What is required:
Using the data below, repeat all of it precisely.

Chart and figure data
## begin
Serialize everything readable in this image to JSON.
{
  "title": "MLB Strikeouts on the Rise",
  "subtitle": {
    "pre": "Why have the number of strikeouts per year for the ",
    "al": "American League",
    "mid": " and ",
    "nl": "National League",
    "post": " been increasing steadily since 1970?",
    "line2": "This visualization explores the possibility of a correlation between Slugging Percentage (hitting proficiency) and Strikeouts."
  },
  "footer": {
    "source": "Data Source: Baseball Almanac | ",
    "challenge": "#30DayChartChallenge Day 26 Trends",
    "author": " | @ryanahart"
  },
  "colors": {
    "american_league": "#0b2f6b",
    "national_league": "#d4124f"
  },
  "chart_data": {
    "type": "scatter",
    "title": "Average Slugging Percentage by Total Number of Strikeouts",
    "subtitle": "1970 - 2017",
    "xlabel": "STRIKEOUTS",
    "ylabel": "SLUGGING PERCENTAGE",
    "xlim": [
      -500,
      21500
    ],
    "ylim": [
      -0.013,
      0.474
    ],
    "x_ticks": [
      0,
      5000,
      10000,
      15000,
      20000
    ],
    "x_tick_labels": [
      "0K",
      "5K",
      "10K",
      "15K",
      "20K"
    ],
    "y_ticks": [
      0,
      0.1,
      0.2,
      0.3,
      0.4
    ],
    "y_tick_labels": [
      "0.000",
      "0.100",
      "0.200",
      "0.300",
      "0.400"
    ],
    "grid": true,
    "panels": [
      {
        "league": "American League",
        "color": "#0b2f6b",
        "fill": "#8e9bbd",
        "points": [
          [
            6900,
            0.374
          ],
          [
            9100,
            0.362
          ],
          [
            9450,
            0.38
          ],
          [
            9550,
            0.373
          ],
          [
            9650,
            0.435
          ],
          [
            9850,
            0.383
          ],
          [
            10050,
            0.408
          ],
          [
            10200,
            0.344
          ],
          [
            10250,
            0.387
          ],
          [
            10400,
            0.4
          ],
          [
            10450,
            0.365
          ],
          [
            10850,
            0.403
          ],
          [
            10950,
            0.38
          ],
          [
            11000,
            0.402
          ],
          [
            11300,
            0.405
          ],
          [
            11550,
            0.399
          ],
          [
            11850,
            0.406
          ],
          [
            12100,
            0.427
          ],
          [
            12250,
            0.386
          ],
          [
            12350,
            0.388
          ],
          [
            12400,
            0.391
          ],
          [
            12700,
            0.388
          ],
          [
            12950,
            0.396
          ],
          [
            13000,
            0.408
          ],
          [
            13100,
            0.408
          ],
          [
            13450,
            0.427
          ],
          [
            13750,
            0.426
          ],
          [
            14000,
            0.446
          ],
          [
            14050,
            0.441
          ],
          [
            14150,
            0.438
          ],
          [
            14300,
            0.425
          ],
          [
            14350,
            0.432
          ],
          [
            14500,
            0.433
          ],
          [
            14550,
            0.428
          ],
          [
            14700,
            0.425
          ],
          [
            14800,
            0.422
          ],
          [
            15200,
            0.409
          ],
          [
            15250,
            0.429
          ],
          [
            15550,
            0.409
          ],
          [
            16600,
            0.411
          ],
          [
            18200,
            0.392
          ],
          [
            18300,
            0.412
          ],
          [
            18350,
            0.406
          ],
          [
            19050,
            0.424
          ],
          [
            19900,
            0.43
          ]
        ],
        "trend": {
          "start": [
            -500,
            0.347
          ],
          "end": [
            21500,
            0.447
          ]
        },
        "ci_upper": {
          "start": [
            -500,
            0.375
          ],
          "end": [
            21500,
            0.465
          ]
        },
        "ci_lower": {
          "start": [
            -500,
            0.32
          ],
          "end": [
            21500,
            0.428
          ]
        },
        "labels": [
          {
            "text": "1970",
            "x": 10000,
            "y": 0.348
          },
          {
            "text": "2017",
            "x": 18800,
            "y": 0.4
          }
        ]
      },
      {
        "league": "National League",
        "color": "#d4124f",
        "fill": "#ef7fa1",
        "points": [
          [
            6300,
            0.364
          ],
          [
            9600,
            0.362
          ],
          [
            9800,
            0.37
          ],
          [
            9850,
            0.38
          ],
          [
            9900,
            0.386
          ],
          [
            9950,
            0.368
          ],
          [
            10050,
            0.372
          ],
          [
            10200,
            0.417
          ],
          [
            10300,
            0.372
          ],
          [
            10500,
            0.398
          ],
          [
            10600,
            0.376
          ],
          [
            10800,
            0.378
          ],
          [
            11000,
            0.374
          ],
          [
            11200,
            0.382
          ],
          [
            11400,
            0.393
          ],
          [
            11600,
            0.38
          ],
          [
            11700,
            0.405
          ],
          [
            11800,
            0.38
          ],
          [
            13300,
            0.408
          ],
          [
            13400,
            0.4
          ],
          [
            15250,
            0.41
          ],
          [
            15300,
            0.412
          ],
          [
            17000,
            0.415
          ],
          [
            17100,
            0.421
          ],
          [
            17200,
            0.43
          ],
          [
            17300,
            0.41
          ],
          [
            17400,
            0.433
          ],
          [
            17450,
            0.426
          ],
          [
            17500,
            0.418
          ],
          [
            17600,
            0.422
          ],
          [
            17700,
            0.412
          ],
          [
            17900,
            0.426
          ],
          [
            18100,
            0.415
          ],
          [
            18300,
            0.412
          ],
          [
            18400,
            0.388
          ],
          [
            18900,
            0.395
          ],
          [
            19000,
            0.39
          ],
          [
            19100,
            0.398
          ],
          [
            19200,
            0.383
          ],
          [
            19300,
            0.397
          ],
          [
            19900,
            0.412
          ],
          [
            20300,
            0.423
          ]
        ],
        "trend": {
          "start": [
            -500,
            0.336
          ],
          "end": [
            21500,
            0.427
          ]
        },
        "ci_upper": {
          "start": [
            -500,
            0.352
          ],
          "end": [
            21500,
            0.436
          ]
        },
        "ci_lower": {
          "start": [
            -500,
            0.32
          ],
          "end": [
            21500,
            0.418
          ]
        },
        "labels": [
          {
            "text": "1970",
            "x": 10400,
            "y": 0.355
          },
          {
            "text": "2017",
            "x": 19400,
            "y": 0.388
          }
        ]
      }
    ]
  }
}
## end
Response to this task:
Serialize everything readable in this image to JSON.
{
  "title": "MLB Strikeouts on the Rise",
  "subtitle": {
    "pre": "Why have the number of strikeouts per year for the ",
    "al": "American League",
    "mid": " and ",
    "nl": "National League",
    "post": " been increasing steadily since 1970?",
    "line2": "This visualization explores the possibility of a correlation between Slugging Percentage (hitting proficiency) and Strikeouts."
  },
  "footer": {
    "source": "Data Source: Baseball Almanac | ",
    "challenge": "#30DayChartChallenge Day 26 Trends",
    "author": " | @ryanahart"
  },
  "colors": {
    "american_league": "#0b2f6b",
    "national_league": "#d4124f"
  },
  "chart_data": {
    "type": "scatter",
    "title": "Average Slugging Percentage by Total Number of Strikeouts",
    "subtitle": "1970 - 2017",
    "xlabel": "STRIKEOUTS",
    "ylabel": "SLUGGING PERCENTAGE",
    "xlim": [
      -500,
      21500
    ],
    "ylim": [
      -0.013,
      0.474
    ],
    "x_ticks": [
      0,
      5000,
      10000,
      15000,
      20000
    ],
    "x_tick_labels": [
      "0K",
      "5K",
      "10K",
      "15K",
      "20K"
    ],
    "y_ticks": [
      0,
      0.1,
      0.2,
      0.3,
      0.4
    ],
    "y_tick_labels": [
      "0.000",
      "0.100",
      "0.200",
      "0.300",
      "0.400"
    ],
    "grid": true,
    "panels": [
      {
        "league": "American League",
        "color": "#0b2f6b",
        "fill": "#8e9bbd",
        "points": [
          [
            6900,
            0.374
          ],
          [
            9100,
            0.362
          ],
          [
            9450,
            0.38
          ],
          [
            9550,
            0.373
          ],
          [
            9650,
            0.435
          ],
          [
            9850,
            0.383
          ],
          [
            10050,
            0.408
          ],
          [
            10200,
            0.344
          ],
          [
            10250,
            0.387
          ],
          [
            10400,
            0.4
          ],
          [
            10450,
            0.365
          ],
          [
            10850,
            0.403
          ],
          [
            10950,
            0.38
          ],
          [
            11000,
            0.402
          ],
          [
            11300,
            0.405
          ],
          [
            11550,
            0.399
          ],
          [
            11850,
            0.406
          ],
          [
            12100,
            0.427
          ],
          [
            12250,
            0.386
          ],
          [
            12350,
            0.388
          ],
          [
            12400,
            0.391
          ],
          [
            12700,
            0.388
          ],
          [
            12950,
            0.396
          ],
          [
            13000,
            0.408
          ],
          [
            13100,
            0.408
          ],
          [
            13450,
            0.427
          ],
          [
            13750,
            0.426
          ],
          [
            14000,
            0.446
          ],
          [
            14050,
            0.441
          ],
          [
            14150,
            0.438
          ],
          [
            14300,
            0.425
          ],
          [
            14350,
            0.432
          ],
          [
            14500,
            0.433
          ],
          [
            14550,
            0.428
          ],
          [
            14700,
            0.425
          ],
          [
            14800,
            0.422
          ],
          [
            15200,
            0.409
          ],
          [
            15250,
            0.429
          ],
          [
            15550,
            0.409
          ],
          [
            16600,
            0.411
          ],
          [
            18200,
            0.392
          ],
          [
            18300,
            0.412
          ],
          [
            18350,
            0.406
          ],
          [
            19050,
            0.424
          ],
          [
            19900,
            0.43
          ]
        ],
        "trend": {
          "start": [
            -500,
            0.347
          ],
          "end": [
            21500,
            0.447
          ]
        },
        "ci_upper": {
          "start": [
            -500,
            0.375
          ],
          "end": [
            21500,
            0.465
          ]
        },
        "ci_lower": {
          "start": [
            -500,
            0.32
          ],
          "end": [
            21500,
            0.428
          ]
        },
        "labels": [
          {
            "text": "1970",
            "x": 10000,
            "y": 0.348
          },
          {
            "text": "2017",
            "x": 18800,
            "y": 0.4
          }
        ]
      },
      {
        "league": "National League",
        "color": "#d4124f",
        "fill": "#ef7fa1",
        "points": [
          [
            6300,
            0.364
          ],
          [
            9600,
            0.362
          ],
          [
            9800,
            0.37
          ],
          [
            9850,
            0.38
          ],
          [
            9900,
            0.386
          ],
          [
            9950,
            0.368
          ],
          [
            10050,
            0.372
          ],
          [
            10200,
            0.417
          ],
          [
            10300,
            0.372
          ],
          [
            10500,
            0.398
          ],
          [
            10600,
            0.376
          ],
          [
            10800,
            0.378
          ],
          [
            11000,
            0.374
          ],
          [
            11200,
            0.382
          ],
          [
            11400,
            0.393
          ],
          [
            11600,
            0.38
          ],
          [
            11700,
            0.405
          ],
          [
            11800,
            0.38
          ],
          [
            13300,
            0.408
          ],
          [
            13400,
            0.4
          ],
          [
            15250,
            0.41
          ],
          [
            15300,
            0.412
          ],
          [
            17000,
            0.415
          ],
          [
            17100,
            0.421
          ],
          [
            17200,
            0.43
          ],
          [
            17300,
            0.41
          ],
          [
            17400,
            0.433
          ],
          [
            17450,
            0.426
          ],
          [
            17500,
            0.418
          ],
          [
            17600,
            0.422
          ],
          [
            17700,
            0.412
          ],
          [
            17900,
            0.426
          ],
          [
            18100,
            0.415
          ],
          [
            18300,
            0.412
          ],
          [
            18400,
            0.388
          ],
          [
            18900,
            0.395
          ],
          [
            19000,
            0.39
          ],
          [
            19100,
            0.398
          ],
          [
            19200,
            0.383
          ],
          [
            19300,
            0.397
          ],
          [
            19900,
            0.412
          ],
          [
            20300,
            0.423
          ]
        ],
        "trend": {
          "start": [
            -500,
            0.336
          ],
          "end": [
            21500,
            0.427
          ]
        },
        "ci_upper": {
          "start": [
            -500,
            0.352
          ],
          "end": [
            21500,
            0.436
          ]
        },
        "ci_lower": {
          "start": [
            -500,
            0.32
          ],
          "end": [
            21500,
            0.418
          ]
        },
        "labels": [
          {
            "text": "1970",
            "x": 10400,
            "y": 0.355
          },
          {
            "text": "2017",
            "x": 19400,
            "y": 0.388
          }
        ]
      }
    ]
  }
}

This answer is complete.